PROBLEM DETAILS:
Tally the lines in the listing below that contain "Lauksaimniecības" and report the tally alone.

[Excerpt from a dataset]
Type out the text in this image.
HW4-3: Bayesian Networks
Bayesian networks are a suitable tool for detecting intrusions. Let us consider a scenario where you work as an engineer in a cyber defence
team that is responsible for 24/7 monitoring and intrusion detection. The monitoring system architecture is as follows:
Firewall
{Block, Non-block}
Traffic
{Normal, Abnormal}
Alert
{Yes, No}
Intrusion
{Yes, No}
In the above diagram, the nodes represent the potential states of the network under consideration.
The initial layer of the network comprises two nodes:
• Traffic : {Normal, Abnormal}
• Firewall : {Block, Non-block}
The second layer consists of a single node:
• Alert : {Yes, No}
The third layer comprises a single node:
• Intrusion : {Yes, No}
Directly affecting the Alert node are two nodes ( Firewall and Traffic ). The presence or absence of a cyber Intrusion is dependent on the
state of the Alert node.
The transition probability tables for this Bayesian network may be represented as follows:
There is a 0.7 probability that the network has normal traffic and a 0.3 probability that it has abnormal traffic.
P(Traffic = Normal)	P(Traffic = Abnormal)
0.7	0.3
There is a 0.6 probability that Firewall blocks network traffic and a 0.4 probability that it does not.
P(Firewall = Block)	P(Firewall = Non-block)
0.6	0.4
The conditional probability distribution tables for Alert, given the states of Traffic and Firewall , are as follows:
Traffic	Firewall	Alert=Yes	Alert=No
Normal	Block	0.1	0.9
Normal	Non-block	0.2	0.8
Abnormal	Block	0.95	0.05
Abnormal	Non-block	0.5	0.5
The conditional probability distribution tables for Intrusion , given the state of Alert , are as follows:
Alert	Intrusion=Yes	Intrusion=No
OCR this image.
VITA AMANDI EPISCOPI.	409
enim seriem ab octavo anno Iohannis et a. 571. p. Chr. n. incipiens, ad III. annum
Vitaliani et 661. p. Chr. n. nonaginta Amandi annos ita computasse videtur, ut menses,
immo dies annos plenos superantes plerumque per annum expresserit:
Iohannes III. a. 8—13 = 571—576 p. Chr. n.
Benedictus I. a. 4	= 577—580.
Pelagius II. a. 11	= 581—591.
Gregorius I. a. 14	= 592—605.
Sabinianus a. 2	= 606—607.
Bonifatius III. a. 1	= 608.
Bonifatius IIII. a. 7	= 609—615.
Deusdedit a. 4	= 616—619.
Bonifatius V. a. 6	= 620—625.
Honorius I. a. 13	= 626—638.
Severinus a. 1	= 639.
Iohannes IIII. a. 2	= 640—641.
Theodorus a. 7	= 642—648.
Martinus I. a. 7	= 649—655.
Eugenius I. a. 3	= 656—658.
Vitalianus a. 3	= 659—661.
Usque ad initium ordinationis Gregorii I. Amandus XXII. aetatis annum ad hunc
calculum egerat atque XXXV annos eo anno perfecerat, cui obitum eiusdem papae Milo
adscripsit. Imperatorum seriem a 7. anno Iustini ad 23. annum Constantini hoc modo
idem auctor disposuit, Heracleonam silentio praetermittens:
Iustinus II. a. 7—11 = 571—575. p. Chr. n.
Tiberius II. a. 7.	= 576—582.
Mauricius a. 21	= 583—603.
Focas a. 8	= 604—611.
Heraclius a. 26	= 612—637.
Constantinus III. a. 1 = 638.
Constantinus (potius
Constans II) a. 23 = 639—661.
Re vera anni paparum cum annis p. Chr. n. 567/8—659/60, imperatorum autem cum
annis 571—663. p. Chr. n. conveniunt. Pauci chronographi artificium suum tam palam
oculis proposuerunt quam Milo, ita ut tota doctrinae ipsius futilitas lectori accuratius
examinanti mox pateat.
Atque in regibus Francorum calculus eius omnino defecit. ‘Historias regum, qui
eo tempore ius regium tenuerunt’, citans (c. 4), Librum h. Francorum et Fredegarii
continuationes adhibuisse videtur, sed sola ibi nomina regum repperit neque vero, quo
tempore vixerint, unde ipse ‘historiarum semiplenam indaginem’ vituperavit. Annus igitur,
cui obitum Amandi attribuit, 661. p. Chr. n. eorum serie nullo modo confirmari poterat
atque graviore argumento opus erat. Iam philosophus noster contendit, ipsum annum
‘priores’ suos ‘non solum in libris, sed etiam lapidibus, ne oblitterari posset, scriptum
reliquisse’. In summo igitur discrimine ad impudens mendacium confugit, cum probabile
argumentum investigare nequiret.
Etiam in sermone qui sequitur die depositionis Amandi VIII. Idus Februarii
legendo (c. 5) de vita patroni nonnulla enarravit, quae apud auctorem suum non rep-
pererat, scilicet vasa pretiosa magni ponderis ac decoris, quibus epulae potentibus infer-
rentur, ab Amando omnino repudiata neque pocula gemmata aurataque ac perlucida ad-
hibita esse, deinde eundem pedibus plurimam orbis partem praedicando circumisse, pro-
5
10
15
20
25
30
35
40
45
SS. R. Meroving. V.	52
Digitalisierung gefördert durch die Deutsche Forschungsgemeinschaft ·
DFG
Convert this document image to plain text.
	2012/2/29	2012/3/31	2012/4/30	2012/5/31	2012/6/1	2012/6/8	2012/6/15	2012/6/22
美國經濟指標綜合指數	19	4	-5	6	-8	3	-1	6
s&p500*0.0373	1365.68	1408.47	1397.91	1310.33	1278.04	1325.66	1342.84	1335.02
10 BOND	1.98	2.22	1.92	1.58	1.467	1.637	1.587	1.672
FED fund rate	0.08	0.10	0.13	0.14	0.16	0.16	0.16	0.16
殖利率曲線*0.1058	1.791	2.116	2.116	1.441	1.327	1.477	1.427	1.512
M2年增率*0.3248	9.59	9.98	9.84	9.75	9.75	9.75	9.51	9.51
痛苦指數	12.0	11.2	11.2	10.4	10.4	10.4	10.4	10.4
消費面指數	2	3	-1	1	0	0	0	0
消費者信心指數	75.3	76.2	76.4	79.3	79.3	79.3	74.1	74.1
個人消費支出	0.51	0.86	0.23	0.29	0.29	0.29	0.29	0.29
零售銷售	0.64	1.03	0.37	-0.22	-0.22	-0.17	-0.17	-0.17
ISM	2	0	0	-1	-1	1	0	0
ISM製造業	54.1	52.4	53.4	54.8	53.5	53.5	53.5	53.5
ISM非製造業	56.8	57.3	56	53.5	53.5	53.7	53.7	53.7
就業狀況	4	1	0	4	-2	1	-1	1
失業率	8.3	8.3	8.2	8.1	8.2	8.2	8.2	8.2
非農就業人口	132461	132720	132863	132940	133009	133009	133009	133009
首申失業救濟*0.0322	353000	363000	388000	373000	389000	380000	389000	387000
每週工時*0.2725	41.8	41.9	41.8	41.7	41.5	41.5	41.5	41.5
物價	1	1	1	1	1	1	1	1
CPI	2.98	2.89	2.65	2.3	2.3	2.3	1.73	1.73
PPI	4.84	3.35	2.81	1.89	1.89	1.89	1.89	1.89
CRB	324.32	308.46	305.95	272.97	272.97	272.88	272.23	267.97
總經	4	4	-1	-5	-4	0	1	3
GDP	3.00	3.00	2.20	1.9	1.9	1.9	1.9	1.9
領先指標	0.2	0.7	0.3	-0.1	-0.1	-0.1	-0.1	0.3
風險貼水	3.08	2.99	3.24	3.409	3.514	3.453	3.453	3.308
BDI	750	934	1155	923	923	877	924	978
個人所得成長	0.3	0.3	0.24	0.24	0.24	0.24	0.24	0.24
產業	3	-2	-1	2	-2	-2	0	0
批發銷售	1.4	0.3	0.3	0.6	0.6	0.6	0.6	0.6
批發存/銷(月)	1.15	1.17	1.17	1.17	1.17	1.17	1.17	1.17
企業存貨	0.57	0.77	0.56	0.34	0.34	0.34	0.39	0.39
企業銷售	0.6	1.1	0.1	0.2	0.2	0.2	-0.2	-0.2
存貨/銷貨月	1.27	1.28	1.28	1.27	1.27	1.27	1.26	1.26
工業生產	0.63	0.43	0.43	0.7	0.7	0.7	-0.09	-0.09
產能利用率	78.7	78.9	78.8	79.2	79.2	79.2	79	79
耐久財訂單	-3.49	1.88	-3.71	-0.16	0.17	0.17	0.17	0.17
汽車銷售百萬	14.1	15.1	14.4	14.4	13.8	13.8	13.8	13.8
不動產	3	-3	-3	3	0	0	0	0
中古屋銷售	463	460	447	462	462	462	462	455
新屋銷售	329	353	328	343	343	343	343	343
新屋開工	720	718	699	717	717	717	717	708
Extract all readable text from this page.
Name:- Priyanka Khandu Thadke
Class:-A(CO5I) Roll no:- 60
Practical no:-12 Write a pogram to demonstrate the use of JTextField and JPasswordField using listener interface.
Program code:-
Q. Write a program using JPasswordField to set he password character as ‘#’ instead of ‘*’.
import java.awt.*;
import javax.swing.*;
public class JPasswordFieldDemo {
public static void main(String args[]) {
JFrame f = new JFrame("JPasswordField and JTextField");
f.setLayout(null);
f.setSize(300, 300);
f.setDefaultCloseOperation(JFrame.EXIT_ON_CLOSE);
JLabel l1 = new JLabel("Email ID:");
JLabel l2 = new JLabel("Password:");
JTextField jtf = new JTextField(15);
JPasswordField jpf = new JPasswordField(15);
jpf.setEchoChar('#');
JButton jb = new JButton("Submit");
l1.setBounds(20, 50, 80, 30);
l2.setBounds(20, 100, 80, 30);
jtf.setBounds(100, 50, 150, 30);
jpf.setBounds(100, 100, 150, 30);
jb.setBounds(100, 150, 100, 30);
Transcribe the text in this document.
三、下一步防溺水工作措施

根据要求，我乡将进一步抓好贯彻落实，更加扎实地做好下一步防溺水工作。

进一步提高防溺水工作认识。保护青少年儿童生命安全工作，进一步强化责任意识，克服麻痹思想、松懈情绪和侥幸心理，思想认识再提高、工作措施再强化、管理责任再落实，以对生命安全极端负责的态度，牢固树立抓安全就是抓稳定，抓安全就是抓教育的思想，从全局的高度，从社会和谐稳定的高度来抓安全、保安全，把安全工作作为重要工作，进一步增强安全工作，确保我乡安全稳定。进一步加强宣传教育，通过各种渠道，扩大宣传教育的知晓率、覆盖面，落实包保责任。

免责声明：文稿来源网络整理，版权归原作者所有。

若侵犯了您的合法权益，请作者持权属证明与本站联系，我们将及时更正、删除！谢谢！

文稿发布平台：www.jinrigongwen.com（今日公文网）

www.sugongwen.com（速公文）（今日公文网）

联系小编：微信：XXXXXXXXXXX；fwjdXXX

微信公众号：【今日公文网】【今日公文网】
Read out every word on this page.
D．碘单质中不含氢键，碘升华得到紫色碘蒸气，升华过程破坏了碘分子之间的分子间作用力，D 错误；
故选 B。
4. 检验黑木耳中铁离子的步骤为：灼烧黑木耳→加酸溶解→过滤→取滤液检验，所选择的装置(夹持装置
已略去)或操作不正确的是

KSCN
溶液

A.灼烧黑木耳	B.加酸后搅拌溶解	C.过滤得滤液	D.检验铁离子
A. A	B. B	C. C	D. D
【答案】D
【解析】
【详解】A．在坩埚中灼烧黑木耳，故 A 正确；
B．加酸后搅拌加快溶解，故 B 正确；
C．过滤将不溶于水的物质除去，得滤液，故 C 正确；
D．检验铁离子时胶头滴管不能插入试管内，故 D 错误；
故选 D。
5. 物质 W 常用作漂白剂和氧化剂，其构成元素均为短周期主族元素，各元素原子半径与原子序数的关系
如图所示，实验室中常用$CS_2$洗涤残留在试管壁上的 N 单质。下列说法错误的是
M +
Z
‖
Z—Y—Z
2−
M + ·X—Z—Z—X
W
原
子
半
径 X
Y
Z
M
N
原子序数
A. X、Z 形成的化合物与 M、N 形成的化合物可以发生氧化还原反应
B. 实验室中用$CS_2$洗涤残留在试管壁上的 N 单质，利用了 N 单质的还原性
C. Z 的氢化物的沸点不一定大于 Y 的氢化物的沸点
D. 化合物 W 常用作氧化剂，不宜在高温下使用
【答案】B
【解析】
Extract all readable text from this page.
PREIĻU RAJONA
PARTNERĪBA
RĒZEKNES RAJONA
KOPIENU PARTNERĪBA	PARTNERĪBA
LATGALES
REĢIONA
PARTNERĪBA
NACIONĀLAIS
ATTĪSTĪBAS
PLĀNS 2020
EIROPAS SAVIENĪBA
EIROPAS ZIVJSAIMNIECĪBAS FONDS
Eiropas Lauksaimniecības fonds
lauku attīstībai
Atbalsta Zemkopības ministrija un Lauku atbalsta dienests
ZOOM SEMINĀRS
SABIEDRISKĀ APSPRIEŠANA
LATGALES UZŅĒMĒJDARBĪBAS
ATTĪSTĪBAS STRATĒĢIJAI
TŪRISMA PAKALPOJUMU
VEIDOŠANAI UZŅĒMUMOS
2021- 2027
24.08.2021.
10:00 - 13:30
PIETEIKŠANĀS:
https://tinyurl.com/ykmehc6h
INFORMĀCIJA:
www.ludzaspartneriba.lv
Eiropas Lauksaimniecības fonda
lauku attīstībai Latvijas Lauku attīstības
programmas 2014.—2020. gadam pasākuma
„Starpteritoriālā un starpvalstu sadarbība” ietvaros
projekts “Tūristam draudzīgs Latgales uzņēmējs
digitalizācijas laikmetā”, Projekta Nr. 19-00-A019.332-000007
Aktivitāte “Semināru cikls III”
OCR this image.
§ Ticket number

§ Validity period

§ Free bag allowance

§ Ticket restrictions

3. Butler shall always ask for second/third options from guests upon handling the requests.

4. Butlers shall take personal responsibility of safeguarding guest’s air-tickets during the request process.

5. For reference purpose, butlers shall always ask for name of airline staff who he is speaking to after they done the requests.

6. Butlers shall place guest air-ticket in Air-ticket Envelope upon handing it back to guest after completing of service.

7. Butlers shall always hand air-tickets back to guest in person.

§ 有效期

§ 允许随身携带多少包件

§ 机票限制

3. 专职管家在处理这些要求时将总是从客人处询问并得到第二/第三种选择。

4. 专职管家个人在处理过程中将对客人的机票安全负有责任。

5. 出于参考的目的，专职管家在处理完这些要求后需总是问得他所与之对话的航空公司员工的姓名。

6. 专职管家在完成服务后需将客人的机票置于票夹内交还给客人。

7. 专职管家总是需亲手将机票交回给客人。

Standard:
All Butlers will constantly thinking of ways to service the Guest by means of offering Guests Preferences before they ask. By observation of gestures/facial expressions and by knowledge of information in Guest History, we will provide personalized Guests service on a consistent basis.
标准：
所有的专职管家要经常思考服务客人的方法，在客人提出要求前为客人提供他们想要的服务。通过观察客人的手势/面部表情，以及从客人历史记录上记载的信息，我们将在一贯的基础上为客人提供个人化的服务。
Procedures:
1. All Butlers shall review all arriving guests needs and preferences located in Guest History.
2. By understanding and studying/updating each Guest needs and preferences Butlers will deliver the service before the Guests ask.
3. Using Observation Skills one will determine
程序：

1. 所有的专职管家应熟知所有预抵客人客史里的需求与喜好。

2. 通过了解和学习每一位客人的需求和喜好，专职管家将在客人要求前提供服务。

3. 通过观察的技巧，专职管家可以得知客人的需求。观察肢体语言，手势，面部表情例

OUTPUT BELOW:
2